Provided passage.
________________________________________

Posted by on Jun 14, 2016 in Articles & Advice, Blog, Columns, Featured |

Image Credit: Christophe Vorlet

By Jason Zweig |  June 10, 2016 10:24 am ET

In the stock market, more ownership seems to be concentrated in fewer hands all the time.

That’s been a worry for at least a century, since Louis Brandeis wrote his book “Other People’s Money.” But today’s financial technology has created an improbable scenario under which companies could use that concentration to put their investors in the dark.

Lumber Liquidators Holdings, the hardwood-floor retailer, has 27 million shares outstanding (total market value: $388 million), but only eight so-called shareholders of record. According to S&P Dow Jones Indices, more than one-fifth of the 1,500 largest companies in the U.S. have fewer than 300 official shareholders. Eight companies with market values of at least $1 billion each report having no more than 10 shareholders of record.

Such are the marvels of modern markets.

Your grandparents, perhaps even your parents, kept a sheaf of stock certificates in a safe-deposit box at the local bank as proof that they owned a certain number of shares in specific companies.

Grandma and Grandpa automatically got certificates, and their names were individually recorded on the companies’ ownership books.

But nowadays you automatically buy shares in electronic, not physical, form. Unless you ask your broker for a certificate to prove your ownership when you buy the shares, you won’t register on a company’s list of shareholders of record. Since brokers may charge $500 and up to issue a stock certificate, you’d be nuts to request one — and almost no one does anymore.

As a result, under Securities and Exchange Commission rules that conform to a 1934 federal law, companies don’t have to count every Joe and Jane Investor as a shareholder.

Instead, they need only list the institutions that represent Joe and Jane — such investing behemoths as BlackRock, Charles Schwab, Fidelity Investments, Morgan Stanley or Vanguard Group. Often, Depository Trust & Clearing Corp., an industry-owned organization that handles trades for brokers and asset managers, stands in for many big firms as shareholder of record.

Computer-graphics giant Nvidia Corp. has 534 million shares outstanding and a stock-market value of more than $25 billion. The company’s official count is 342 shareholders, but Nvidia estimates it has at least 200,000 in total, says spokesman Ken Brown.

The trend is accelerating. Twenty years ago, according to S&P Dow Jones Indices, the typical company among the largest 1,500 stocks had 3,342 shareholders of record. By the end of 2010, that was down to 2,689. At Dec. 31, 2015, the median number of official shareholders had shrunk to 1,969. Among all stocks tracked by S&P Dow Jones Indices, shareholders of record have shrunk to a median of 352 today from 1,626 two decades ago.

Under SEC rules, a company with fewer than 300 shareholders — or a bank with fewer than 1,200 — may choose to deregister with the federal securities regulator. The stock can still trade publicly, but the company is no longer required to file its financial statements and other disclosures with the SEC. No wonder investors have nicknamed deregistration “going dark.”

________________________________________

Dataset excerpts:
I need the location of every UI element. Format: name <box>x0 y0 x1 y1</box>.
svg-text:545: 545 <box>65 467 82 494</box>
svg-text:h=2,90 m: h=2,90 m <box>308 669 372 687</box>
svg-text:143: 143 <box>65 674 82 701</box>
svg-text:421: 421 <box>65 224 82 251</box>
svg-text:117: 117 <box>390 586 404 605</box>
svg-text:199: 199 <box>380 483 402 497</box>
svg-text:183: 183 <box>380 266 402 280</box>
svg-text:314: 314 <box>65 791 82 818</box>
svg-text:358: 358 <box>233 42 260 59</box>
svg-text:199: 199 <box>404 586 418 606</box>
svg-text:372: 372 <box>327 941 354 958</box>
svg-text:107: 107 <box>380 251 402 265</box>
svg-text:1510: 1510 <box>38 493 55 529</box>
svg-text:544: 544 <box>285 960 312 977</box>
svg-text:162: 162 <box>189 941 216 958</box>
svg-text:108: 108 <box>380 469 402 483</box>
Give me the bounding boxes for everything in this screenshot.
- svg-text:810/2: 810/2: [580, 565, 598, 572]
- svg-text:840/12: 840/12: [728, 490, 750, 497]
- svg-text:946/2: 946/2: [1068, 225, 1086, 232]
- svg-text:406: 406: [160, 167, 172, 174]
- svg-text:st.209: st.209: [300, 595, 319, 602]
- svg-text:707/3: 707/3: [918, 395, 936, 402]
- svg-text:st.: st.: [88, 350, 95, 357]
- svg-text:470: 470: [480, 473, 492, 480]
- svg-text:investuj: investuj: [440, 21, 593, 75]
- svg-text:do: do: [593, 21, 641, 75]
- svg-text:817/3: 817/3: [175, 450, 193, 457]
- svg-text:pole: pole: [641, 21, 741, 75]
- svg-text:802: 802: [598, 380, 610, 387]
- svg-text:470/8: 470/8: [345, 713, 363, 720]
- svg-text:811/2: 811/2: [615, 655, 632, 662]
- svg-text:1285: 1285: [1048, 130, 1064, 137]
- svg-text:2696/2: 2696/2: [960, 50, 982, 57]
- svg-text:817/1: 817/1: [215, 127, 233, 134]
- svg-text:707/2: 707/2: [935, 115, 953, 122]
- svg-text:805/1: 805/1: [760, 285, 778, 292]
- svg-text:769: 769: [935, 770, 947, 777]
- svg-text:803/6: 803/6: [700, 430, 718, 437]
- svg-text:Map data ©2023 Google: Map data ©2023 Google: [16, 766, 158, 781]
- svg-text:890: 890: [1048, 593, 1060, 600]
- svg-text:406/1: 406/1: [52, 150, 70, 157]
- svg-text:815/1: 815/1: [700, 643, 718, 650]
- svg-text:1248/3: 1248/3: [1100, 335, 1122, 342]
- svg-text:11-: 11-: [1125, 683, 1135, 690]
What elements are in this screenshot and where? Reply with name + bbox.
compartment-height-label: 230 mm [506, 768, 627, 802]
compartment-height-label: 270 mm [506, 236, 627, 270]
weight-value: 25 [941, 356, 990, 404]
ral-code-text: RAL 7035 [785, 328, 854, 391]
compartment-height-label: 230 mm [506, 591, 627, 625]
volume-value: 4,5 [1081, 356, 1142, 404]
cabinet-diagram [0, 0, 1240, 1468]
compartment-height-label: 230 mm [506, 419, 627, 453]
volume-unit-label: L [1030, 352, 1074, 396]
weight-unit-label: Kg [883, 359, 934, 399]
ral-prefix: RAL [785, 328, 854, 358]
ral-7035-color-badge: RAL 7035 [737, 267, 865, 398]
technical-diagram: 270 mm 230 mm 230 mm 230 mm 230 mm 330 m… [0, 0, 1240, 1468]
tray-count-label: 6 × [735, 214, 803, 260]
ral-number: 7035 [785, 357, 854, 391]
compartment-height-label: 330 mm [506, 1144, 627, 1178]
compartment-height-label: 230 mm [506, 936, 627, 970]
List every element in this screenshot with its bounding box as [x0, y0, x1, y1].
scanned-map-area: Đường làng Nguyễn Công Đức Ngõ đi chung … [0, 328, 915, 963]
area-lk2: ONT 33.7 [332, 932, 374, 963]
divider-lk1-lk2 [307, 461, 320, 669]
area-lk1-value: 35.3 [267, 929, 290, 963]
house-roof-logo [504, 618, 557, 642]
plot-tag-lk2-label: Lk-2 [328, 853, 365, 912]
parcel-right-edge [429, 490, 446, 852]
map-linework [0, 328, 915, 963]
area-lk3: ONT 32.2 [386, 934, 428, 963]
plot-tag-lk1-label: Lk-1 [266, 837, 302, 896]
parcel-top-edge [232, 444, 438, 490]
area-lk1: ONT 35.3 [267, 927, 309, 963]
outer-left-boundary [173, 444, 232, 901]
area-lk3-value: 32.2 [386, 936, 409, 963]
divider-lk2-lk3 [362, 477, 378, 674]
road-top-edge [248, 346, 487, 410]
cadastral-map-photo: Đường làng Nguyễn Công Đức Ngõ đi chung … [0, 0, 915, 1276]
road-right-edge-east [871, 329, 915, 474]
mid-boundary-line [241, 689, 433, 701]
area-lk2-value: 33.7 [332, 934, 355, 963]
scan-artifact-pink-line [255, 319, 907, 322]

________________________________________

Try it. Write the next part of the article on shrinking shareholder-of-record counts, picking up right after its final sentence. These entries have no connection to the text about shareholders of record.

Exercise response.
Deer Valley Corp. of Guin, Ala., a manufactured-home builder with a total stock-market value of $10 million, went dark on May 11.

“We were spending close to $600,000 a year to comply with the [SEC] rules, and that’s a lot of money for a small company like us,” says Steve Lawler, Deer Valley’s chief financial officer.

Deregistering, he says, “will certainly free up some of the time we were spending on compliance to focus on the business.”

On the other hand, being an outside shareholder in a company that goes dark will remind you why Justice Brandeis wrote that “sunlight is said to be the best of disinfectants.” Dark companies trade mainly in the “pink sheets” on the over-the-counter market, and their shares tend to dive when they go dark.

Dan Schum, an engineer in the San Diego area who invests in tiny stocks and blogs about them at NoNameStocks.com, says some dark companies post quarterly financial statements on their websites. Others produce only an annual statement. Some provide financial reports only to shareholders who ask; some don’t provide them at all.

Matthew Crouse, an investor in Salt Lake City who has also bought dark companies, recalls “begging” to get an annual report — and failing. “The lack of information just kills you,” he says, although returns can sometimes be attractive for investors willing to wait years for good news.

The SEC could narrow the going-dark loophole by raising the threshold for large companies, although that isn’t on the agency’s current agenda.

You can check how many shareholders of record a company has in its annual 10-K report in the “Market for Registrant’s Common Equity” section.

Normally, larger companies don’t go dark. But only relatively minor technicalities prevent a controversial or beleaguered firm from taking that step.

Not so long ago, the idea that U.S. companies would relocate to other countries to lower their taxes seemed farfetched. Then “inversions” became all the rage.

Investors can only hope going dark remains in the shadows, where it belongs.